> [Given problem]:
Collect every line that includes the string "Product".

> [Supplied records]:
= = =
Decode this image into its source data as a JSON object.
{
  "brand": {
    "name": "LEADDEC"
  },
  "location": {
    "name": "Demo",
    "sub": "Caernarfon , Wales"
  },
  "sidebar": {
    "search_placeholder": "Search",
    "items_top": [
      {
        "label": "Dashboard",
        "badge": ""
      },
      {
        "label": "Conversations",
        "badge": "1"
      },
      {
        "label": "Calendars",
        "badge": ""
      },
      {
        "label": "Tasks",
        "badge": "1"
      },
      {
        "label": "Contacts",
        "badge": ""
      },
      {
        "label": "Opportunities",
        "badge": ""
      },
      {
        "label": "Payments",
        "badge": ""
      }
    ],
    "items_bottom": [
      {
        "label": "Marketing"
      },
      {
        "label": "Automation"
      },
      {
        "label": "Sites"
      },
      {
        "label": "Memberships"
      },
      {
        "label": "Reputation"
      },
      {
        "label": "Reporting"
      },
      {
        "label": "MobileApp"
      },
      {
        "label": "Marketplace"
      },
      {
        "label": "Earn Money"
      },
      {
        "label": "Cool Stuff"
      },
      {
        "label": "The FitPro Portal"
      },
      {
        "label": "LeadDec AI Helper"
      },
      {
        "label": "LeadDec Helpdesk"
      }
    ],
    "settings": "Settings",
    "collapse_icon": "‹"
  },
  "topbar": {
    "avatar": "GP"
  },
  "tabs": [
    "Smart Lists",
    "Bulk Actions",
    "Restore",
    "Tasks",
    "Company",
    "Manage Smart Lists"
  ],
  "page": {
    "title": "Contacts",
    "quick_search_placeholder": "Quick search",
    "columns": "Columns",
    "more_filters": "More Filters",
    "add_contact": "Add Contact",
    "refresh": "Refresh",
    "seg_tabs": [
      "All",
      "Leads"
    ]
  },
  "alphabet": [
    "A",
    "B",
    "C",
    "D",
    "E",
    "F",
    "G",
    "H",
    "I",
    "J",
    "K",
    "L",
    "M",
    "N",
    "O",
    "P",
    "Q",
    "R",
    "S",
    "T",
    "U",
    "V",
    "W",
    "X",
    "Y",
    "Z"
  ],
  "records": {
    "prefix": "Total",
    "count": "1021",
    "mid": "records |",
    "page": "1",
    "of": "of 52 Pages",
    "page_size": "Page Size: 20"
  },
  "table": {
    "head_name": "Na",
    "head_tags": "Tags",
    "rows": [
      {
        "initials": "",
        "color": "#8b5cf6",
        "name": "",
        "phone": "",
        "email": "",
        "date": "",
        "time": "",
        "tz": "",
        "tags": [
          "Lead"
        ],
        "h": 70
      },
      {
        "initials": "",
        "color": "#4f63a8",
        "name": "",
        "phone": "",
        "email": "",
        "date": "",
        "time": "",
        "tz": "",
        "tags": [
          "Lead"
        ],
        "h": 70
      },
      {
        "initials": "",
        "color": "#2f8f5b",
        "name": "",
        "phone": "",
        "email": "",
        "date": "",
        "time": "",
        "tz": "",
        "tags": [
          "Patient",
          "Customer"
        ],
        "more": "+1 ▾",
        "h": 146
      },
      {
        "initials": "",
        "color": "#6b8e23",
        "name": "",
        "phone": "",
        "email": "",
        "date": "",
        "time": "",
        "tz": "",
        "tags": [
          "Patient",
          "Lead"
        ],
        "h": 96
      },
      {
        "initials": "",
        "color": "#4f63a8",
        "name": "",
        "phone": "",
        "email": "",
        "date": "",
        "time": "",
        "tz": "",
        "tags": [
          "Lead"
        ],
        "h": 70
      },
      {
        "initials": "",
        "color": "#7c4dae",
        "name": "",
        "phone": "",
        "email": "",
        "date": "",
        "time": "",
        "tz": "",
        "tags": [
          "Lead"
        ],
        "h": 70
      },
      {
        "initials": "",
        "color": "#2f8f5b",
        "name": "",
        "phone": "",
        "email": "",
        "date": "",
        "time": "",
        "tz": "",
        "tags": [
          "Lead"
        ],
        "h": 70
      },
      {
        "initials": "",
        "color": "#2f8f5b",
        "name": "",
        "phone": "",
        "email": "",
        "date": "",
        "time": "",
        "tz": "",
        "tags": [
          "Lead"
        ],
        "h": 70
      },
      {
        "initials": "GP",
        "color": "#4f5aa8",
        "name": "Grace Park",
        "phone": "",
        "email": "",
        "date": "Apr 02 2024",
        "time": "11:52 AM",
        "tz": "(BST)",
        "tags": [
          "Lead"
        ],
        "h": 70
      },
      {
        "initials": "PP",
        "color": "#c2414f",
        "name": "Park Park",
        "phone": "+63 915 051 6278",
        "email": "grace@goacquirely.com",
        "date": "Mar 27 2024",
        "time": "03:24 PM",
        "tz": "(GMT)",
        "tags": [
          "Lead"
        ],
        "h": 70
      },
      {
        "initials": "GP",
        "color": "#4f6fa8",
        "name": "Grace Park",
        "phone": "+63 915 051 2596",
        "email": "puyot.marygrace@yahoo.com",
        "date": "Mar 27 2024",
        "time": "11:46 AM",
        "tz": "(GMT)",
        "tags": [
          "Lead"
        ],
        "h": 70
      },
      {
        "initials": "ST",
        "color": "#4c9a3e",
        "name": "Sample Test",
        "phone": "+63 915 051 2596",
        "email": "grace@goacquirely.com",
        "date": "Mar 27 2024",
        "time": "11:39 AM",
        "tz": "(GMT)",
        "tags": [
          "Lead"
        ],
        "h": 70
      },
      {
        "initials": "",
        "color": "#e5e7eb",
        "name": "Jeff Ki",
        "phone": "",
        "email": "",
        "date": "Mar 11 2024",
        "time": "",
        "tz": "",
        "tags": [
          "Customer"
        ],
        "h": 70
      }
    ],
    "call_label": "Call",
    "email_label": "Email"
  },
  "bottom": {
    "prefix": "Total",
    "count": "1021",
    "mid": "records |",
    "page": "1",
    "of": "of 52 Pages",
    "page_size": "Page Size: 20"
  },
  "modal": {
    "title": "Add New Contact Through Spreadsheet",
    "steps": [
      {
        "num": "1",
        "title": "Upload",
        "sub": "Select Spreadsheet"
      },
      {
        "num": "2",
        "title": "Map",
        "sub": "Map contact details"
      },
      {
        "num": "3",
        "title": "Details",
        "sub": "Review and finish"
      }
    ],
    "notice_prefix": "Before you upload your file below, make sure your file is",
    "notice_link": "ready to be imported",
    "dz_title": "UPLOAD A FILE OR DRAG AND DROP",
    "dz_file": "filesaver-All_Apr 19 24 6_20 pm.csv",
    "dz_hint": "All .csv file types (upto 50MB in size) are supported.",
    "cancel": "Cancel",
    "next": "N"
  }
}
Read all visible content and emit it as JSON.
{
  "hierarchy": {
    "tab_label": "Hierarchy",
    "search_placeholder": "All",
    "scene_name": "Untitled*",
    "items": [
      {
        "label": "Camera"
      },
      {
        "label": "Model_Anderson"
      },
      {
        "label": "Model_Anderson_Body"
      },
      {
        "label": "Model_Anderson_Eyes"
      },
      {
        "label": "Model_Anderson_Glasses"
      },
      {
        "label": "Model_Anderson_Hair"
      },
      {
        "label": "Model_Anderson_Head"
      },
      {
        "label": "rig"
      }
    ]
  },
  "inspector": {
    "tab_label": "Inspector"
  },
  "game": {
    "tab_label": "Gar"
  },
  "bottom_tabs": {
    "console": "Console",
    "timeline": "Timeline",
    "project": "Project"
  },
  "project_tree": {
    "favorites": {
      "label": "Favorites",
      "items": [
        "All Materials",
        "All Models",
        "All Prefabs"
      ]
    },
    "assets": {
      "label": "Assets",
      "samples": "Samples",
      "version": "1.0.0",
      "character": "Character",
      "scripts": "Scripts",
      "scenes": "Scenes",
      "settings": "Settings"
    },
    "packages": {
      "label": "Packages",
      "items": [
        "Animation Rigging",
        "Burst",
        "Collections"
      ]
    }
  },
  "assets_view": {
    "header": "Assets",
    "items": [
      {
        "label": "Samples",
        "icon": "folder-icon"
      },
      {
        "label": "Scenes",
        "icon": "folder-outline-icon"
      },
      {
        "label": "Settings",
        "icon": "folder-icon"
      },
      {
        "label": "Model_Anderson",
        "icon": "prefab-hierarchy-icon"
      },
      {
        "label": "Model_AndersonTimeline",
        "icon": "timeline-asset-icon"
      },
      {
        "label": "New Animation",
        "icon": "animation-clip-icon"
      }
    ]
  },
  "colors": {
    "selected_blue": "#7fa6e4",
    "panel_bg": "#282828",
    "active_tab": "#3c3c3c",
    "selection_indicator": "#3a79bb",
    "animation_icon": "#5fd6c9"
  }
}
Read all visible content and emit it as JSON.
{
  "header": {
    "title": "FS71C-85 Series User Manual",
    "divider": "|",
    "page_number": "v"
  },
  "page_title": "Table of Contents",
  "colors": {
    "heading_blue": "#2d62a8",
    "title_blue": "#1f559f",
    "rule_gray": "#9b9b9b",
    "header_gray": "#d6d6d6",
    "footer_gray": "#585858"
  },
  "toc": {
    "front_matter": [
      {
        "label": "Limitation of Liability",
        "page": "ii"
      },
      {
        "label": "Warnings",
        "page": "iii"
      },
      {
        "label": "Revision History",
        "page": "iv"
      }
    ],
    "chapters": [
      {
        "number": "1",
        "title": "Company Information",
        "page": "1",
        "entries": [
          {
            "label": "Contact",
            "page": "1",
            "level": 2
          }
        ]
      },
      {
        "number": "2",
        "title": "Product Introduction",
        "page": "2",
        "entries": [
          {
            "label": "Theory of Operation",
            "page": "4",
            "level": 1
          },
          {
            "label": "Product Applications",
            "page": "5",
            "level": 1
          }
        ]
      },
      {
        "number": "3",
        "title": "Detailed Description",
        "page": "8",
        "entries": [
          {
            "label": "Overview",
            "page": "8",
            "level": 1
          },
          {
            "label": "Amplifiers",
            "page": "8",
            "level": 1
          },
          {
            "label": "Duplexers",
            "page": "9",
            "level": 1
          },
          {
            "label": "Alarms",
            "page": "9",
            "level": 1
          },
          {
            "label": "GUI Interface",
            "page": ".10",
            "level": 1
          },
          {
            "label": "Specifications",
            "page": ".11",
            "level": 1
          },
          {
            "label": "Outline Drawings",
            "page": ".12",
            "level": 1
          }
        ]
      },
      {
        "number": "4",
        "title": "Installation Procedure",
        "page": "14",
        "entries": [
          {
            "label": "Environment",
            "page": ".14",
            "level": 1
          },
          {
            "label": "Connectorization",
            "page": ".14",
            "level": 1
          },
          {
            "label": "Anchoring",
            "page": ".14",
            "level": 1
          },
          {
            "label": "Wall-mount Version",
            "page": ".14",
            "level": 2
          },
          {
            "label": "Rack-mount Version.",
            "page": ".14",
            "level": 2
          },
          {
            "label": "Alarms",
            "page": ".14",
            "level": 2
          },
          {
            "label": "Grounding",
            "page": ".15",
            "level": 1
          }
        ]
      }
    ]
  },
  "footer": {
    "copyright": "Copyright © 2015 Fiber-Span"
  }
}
= = =
> [Result]:
        "title": "Product Introduction",
            "label": "Product Applications",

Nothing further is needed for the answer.